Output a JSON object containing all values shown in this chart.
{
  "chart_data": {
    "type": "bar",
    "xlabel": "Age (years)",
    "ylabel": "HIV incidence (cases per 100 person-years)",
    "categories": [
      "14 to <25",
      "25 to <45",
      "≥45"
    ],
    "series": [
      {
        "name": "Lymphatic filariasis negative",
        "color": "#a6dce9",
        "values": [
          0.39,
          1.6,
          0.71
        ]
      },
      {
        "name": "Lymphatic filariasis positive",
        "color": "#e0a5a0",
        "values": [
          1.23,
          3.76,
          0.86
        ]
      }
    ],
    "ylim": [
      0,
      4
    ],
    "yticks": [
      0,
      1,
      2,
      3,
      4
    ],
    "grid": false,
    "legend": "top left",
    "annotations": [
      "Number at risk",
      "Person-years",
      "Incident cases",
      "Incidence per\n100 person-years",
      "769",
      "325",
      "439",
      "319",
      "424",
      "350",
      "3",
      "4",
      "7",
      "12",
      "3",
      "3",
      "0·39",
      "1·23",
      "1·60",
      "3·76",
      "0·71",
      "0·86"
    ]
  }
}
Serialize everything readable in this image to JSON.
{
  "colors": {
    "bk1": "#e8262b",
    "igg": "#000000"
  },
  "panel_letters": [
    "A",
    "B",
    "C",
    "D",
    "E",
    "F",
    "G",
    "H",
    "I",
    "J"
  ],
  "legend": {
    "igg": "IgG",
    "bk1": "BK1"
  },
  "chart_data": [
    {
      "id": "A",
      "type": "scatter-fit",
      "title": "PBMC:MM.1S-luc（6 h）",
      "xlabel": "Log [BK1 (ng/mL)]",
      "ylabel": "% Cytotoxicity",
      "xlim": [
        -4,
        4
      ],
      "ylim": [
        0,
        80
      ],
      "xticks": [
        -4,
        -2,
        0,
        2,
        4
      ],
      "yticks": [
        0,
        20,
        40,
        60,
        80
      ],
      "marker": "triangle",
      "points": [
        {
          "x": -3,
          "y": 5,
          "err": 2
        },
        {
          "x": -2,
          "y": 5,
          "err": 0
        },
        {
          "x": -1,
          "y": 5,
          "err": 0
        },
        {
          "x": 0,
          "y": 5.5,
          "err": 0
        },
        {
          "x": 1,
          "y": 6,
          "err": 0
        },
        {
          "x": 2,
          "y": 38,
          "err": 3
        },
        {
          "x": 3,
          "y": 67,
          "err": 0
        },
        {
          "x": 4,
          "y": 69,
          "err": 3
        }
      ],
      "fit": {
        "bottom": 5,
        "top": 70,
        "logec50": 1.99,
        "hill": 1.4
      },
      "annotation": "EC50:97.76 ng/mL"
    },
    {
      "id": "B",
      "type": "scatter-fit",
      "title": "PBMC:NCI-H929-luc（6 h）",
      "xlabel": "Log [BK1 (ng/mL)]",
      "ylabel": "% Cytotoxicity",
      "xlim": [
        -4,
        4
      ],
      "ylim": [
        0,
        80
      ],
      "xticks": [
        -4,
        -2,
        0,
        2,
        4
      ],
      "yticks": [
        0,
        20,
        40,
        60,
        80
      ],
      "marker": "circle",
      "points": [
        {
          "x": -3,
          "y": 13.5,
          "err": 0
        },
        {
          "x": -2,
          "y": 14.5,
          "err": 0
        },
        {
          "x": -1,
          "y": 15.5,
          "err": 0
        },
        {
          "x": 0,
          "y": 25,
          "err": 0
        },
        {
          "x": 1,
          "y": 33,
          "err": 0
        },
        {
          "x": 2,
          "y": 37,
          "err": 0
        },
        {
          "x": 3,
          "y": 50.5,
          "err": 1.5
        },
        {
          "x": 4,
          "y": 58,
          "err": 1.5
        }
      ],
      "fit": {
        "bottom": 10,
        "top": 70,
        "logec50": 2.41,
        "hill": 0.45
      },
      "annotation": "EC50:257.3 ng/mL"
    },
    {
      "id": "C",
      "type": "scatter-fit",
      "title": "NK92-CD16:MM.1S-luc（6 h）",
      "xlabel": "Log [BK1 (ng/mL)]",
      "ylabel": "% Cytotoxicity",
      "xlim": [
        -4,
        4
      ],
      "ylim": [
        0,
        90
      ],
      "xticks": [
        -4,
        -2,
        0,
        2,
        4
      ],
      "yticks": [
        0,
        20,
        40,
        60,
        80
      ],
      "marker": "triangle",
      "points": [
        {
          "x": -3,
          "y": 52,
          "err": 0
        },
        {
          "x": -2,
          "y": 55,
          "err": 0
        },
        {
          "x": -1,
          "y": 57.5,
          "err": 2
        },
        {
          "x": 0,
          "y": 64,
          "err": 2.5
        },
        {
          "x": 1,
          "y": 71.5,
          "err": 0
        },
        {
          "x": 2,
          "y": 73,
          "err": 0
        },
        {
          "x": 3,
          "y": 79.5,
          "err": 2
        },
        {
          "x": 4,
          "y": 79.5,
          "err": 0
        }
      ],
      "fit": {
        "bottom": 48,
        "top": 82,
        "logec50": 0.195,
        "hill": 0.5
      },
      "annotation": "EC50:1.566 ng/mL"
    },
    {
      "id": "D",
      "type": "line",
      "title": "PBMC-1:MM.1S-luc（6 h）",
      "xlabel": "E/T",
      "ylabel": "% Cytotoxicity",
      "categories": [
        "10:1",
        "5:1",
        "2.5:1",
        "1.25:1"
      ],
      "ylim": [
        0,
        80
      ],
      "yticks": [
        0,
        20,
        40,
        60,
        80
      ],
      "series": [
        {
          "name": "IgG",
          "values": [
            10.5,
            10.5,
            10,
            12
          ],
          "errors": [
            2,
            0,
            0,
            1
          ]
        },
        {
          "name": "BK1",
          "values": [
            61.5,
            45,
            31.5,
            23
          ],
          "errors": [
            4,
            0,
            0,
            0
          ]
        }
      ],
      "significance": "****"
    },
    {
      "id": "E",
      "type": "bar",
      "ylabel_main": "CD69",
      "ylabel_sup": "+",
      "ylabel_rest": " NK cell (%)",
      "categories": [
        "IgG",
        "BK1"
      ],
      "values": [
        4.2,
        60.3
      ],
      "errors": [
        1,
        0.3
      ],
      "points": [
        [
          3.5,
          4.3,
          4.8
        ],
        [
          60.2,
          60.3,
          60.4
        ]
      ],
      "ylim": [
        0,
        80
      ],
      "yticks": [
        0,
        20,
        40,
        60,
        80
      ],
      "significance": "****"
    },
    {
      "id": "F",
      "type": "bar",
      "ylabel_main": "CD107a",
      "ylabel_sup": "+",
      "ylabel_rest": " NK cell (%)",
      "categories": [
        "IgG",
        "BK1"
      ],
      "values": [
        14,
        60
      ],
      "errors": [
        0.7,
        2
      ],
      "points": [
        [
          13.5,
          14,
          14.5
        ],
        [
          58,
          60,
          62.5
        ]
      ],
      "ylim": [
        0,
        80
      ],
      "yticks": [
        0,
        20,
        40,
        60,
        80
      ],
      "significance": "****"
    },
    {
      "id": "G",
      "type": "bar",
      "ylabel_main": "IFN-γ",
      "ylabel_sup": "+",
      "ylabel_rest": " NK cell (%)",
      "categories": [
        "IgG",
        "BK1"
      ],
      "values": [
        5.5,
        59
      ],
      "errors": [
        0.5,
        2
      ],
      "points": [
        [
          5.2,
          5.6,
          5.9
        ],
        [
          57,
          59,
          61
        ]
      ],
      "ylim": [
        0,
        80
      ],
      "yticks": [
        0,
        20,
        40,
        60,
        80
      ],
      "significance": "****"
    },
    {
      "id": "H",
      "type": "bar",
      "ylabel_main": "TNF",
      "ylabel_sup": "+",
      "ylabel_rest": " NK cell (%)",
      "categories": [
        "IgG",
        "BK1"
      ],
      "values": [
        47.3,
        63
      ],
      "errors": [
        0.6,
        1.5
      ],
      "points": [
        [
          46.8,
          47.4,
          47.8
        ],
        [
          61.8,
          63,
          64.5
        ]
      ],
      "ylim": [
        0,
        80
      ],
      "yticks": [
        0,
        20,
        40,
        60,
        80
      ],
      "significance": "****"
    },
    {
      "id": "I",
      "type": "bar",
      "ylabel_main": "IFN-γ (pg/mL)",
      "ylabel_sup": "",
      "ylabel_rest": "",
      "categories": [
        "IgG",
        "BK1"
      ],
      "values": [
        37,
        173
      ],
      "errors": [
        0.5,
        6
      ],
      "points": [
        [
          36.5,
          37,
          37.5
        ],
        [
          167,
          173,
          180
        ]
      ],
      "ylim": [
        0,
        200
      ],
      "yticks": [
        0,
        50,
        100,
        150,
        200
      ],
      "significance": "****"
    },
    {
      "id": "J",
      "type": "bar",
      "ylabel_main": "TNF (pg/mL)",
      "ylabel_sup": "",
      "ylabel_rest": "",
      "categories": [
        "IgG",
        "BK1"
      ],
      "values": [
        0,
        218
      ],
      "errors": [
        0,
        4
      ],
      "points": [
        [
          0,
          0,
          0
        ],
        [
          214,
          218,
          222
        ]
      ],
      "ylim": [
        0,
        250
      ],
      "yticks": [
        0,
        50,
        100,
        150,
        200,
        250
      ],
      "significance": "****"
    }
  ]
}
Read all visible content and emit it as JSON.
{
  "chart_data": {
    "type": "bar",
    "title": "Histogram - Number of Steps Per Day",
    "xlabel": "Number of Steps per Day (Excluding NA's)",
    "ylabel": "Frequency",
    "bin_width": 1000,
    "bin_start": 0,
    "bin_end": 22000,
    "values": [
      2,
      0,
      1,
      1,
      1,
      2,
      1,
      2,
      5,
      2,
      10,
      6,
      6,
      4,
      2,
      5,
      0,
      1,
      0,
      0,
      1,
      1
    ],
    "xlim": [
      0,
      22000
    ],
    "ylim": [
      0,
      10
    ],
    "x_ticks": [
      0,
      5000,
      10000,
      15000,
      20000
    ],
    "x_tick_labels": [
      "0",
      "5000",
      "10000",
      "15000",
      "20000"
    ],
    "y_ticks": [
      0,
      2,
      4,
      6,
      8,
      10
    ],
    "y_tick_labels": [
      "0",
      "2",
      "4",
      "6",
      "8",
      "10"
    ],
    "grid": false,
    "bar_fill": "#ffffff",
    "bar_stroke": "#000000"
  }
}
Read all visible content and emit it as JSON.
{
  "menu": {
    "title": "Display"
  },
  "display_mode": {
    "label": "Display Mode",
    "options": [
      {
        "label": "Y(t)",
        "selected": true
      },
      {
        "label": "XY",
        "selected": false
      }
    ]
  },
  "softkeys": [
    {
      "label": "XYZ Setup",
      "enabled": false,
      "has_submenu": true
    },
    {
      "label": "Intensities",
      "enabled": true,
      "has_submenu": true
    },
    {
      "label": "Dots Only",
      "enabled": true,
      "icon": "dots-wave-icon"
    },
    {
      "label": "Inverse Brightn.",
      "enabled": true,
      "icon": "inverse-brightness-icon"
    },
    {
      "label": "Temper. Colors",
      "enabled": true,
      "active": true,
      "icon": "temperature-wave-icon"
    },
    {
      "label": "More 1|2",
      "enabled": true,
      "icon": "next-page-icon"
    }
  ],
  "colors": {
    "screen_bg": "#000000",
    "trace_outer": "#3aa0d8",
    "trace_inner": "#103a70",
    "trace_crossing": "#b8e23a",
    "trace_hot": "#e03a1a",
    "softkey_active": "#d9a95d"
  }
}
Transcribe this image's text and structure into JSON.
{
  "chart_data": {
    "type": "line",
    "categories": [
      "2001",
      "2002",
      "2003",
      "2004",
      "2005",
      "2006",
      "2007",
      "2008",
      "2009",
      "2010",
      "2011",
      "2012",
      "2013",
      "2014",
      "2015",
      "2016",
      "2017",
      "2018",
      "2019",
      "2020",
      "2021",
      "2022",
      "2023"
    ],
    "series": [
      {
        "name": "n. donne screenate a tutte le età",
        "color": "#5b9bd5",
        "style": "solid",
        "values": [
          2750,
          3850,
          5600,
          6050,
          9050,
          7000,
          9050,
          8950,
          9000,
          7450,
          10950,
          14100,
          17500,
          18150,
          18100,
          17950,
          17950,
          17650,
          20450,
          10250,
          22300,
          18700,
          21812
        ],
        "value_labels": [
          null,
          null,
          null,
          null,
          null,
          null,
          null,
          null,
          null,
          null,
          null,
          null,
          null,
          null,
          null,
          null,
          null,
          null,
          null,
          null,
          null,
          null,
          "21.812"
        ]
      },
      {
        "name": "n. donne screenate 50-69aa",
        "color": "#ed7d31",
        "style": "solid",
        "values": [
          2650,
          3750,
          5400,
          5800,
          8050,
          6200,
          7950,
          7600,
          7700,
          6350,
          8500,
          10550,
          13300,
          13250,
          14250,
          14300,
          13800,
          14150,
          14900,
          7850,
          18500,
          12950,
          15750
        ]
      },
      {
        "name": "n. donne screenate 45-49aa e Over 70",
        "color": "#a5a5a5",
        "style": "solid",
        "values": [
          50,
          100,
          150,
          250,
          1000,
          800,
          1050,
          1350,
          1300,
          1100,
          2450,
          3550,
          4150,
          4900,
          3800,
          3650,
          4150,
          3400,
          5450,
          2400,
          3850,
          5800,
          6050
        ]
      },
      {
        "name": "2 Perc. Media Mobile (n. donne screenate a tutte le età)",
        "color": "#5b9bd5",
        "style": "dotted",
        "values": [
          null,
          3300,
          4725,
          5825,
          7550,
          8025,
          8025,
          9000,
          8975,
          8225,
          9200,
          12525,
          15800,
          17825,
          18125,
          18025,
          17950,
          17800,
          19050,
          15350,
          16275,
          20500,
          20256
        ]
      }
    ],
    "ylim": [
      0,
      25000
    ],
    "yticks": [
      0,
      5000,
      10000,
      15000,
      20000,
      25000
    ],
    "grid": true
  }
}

^^^^^^^^

* **Objective**
Pull out each line of the entries that contains "Lymphatic".

* **Exercise answer**
        "name": "Lymphatic filariasis negative",
        "name": "Lymphatic filariasis positive",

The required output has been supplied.